Provided material >>
• • •

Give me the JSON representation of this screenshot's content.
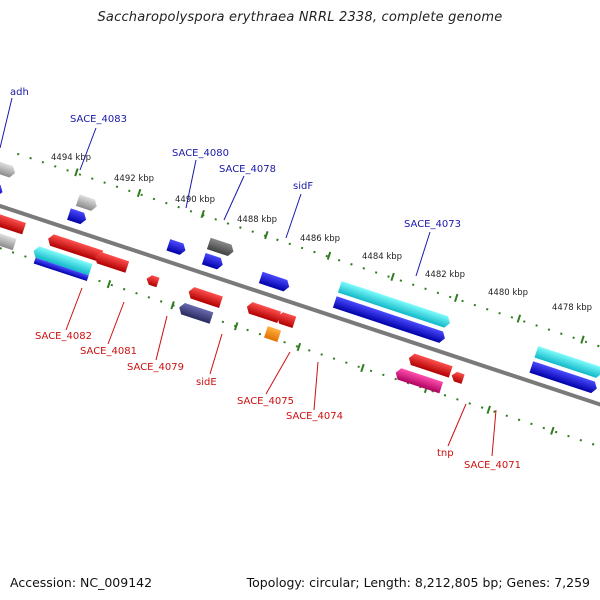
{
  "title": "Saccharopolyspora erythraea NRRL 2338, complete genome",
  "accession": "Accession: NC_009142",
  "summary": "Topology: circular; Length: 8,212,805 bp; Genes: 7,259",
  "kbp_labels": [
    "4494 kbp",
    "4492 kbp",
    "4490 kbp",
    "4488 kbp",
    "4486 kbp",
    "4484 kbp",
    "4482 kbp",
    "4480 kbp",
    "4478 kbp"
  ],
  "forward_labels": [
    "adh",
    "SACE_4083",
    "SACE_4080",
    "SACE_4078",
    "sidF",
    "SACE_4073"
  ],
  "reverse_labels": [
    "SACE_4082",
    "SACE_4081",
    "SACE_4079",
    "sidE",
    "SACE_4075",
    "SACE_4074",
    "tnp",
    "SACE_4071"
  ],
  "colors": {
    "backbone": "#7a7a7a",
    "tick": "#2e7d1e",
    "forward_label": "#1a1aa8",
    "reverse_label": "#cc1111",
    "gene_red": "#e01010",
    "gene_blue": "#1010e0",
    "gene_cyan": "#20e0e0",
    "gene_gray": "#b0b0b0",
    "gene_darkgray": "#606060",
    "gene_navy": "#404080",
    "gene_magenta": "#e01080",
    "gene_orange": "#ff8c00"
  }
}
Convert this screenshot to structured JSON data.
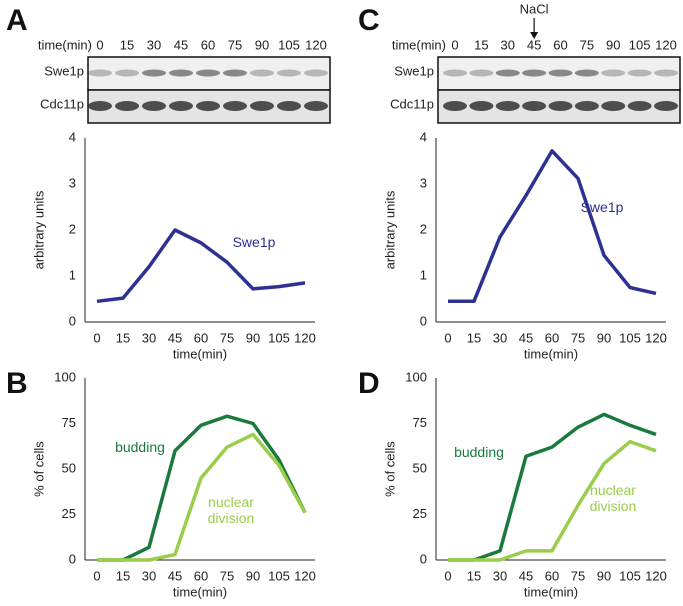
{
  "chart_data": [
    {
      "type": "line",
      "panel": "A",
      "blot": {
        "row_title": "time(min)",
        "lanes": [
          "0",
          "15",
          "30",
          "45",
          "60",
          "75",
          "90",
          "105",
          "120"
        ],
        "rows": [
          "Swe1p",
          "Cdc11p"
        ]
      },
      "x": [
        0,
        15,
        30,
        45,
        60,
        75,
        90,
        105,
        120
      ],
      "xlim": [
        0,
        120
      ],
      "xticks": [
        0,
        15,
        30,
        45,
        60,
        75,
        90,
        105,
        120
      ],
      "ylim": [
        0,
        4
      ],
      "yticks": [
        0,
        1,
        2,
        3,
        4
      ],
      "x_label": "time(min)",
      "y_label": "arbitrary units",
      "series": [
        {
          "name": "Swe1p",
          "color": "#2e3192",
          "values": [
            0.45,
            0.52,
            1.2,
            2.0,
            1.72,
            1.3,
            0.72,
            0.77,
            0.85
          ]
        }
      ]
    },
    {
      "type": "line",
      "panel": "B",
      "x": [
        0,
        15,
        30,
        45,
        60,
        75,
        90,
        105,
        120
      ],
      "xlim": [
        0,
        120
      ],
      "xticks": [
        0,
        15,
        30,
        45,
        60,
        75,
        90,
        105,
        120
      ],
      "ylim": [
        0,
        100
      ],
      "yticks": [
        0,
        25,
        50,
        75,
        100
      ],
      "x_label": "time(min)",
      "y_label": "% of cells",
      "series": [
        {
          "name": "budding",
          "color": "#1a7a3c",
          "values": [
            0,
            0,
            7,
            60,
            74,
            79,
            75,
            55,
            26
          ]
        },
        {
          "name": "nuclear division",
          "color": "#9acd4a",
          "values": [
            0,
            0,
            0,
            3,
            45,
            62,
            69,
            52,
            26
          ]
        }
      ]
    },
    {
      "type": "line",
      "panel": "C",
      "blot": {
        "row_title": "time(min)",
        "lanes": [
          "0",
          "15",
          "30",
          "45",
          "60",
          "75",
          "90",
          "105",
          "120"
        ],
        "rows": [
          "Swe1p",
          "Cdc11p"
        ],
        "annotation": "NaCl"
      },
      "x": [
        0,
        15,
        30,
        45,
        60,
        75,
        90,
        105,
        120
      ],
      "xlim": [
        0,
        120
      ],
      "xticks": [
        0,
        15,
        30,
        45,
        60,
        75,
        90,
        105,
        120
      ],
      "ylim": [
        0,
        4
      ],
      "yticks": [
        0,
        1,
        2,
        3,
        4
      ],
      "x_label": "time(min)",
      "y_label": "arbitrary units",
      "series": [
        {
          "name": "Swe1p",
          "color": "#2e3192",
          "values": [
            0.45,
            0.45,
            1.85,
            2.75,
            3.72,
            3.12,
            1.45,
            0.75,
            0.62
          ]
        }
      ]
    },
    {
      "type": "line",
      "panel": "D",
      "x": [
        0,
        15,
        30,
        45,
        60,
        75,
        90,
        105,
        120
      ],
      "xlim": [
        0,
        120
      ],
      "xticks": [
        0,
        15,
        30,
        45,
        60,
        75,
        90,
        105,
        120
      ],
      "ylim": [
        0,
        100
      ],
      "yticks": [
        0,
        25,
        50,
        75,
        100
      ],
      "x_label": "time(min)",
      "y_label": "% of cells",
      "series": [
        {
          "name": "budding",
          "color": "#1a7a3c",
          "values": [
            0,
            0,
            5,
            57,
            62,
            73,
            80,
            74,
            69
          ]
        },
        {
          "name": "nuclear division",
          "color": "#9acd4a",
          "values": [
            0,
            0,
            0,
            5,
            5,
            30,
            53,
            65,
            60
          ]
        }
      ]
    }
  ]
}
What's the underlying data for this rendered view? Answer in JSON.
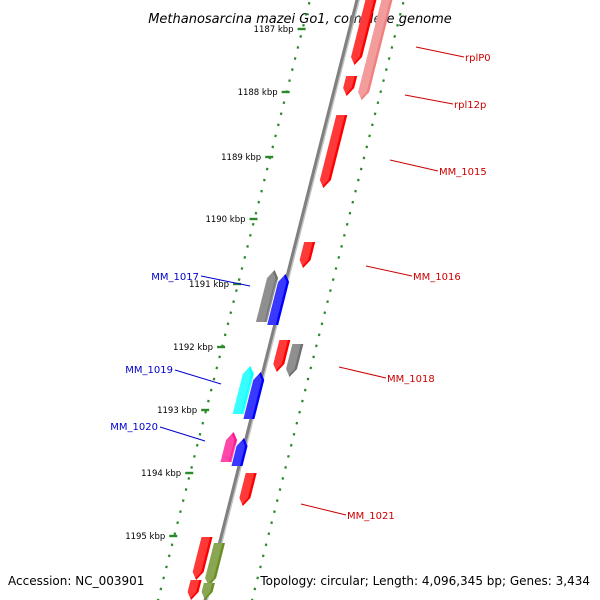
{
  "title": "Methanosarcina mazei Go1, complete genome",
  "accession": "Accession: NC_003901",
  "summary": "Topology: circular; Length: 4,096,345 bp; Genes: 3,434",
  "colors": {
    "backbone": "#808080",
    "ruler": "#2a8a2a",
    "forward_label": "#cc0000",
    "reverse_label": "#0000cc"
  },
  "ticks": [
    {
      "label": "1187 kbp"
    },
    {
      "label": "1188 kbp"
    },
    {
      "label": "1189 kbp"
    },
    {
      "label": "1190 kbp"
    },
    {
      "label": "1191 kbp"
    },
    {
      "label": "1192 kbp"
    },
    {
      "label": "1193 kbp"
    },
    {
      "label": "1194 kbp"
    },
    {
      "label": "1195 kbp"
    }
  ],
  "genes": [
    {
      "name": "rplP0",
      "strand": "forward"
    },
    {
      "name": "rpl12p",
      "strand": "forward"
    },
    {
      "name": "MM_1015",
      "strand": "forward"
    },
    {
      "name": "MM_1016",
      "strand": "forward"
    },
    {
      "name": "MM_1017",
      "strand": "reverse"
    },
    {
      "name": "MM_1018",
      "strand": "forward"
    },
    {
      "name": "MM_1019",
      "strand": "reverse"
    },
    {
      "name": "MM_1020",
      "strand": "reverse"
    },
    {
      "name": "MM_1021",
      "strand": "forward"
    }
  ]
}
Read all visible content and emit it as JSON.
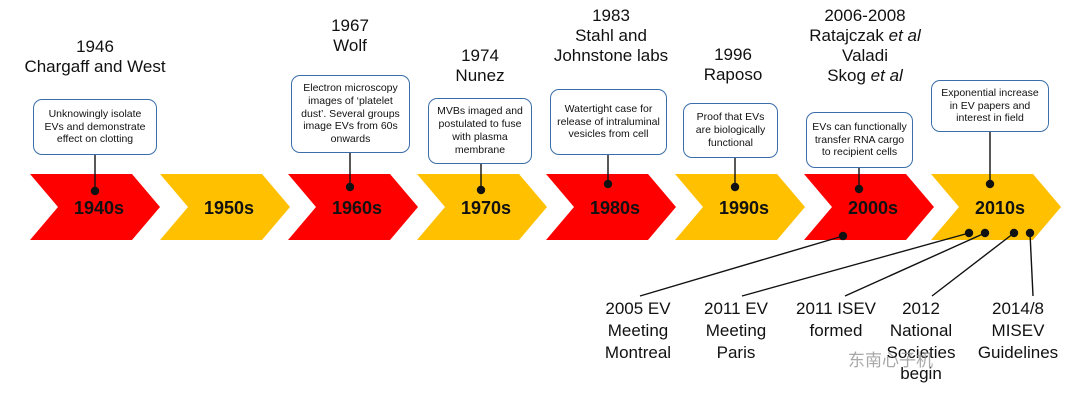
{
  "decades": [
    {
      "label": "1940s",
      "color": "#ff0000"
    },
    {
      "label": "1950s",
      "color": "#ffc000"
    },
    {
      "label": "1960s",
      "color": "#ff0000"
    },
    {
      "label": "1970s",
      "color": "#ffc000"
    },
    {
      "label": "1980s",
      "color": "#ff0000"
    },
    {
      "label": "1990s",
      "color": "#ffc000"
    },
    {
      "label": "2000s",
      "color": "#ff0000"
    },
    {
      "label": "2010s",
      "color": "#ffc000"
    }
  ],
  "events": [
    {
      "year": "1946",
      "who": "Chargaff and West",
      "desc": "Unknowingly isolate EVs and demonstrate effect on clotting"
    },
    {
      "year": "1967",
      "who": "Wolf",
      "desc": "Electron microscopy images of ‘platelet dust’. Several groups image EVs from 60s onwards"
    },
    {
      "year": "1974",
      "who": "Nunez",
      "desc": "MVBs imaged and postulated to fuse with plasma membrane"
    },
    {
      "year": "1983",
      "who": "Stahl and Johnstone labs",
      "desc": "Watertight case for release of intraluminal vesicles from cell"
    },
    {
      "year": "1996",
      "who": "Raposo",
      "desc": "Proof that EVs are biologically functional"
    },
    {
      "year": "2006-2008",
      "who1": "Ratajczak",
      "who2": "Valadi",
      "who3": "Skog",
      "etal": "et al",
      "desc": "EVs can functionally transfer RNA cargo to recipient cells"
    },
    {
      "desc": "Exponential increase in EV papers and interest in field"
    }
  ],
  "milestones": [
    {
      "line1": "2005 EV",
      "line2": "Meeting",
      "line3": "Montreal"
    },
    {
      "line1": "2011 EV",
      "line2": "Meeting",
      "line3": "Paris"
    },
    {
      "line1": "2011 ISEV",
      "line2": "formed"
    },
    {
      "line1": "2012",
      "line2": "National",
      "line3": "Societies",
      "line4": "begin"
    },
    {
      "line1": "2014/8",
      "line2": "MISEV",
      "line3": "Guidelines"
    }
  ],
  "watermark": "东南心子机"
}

• • •

Task description >> When a line in the material includes the word "screenshot", copy it out.

Answer to this problem >>
Give me the JSON representation of this screenshot's content.
Convert this screenshot to structured JSON data.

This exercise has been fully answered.